>>

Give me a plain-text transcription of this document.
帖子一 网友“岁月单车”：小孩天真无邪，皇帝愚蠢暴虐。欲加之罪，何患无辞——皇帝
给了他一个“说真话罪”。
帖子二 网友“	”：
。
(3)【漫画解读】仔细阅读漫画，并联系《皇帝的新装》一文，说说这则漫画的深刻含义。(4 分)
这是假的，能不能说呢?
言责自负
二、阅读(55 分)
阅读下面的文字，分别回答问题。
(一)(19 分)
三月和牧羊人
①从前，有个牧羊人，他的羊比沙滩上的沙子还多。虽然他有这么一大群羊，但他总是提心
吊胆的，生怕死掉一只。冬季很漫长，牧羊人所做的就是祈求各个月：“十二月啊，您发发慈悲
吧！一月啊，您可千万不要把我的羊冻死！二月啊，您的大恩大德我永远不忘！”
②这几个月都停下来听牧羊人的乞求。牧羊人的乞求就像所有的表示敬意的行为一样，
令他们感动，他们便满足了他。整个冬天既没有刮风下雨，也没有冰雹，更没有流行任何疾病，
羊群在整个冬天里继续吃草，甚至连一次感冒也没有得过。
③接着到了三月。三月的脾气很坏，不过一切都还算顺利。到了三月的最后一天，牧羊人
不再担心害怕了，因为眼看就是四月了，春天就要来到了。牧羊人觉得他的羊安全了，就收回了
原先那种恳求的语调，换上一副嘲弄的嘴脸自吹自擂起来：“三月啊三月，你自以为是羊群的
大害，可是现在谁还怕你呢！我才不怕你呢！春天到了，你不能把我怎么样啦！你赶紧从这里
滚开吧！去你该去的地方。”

<<

__Task to carry out__:
Reproduce the data, keeping every line exactly the same.

__Answer for this exercise__:
Give me a plain-text transcription of this document.
帖子一 网友“岁月单车”：小孩天真无邪，皇帝愚蠢暴虐。欲加之罪，何患无辞——皇帝
给了他一个“说真话罪”。
帖子二 网友“	”：
。
(3)【漫画解读】仔细阅读漫画，并联系《皇帝的新装》一文，说说这则漫画的深刻含义。(4 分)
这是假的，能不能说呢?
言责自负
二、阅读(55 分)
阅读下面的文字，分别回答问题。
(一)(19 分)
三月和牧羊人
①从前，有个牧羊人，他的羊比沙滩上的沙子还多。虽然他有这么一大群羊，但他总是提心
吊胆的，生怕死掉一只。冬季很漫长，牧羊人所做的就是祈求各个月：“十二月啊，您发发慈悲
吧！一月啊，您可千万不要把我的羊冻死！二月啊，您的大恩大德我永远不忘！”
②这几个月都停下来听牧羊人的乞求。牧羊人的乞求就像所有的表示敬意的行为一样，
令他们感动，他们便满足了他。整个冬天既没有刮风下雨，也没有冰雹，更没有流行任何疾病，
羊群在整个冬天里继续吃草，甚至连一次感冒也没有得过。
③接着到了三月。三月的脾气很坏，不过一切都还算顺利。到了三月的最后一天，牧羊人
不再担心害怕了，因为眼看就是四月了，春天就要来到了。牧羊人觉得他的羊安全了，就收回了
原先那种恳求的语调，换上一副嘲弄的嘴脸自吹自擂起来：“三月啊三月，你自以为是羊群的
大害，可是现在谁还怕你呢！我才不怕你呢！春天到了，你不能把我怎么样啦！你赶紧从这里
滚开吧！去你该去的地方。”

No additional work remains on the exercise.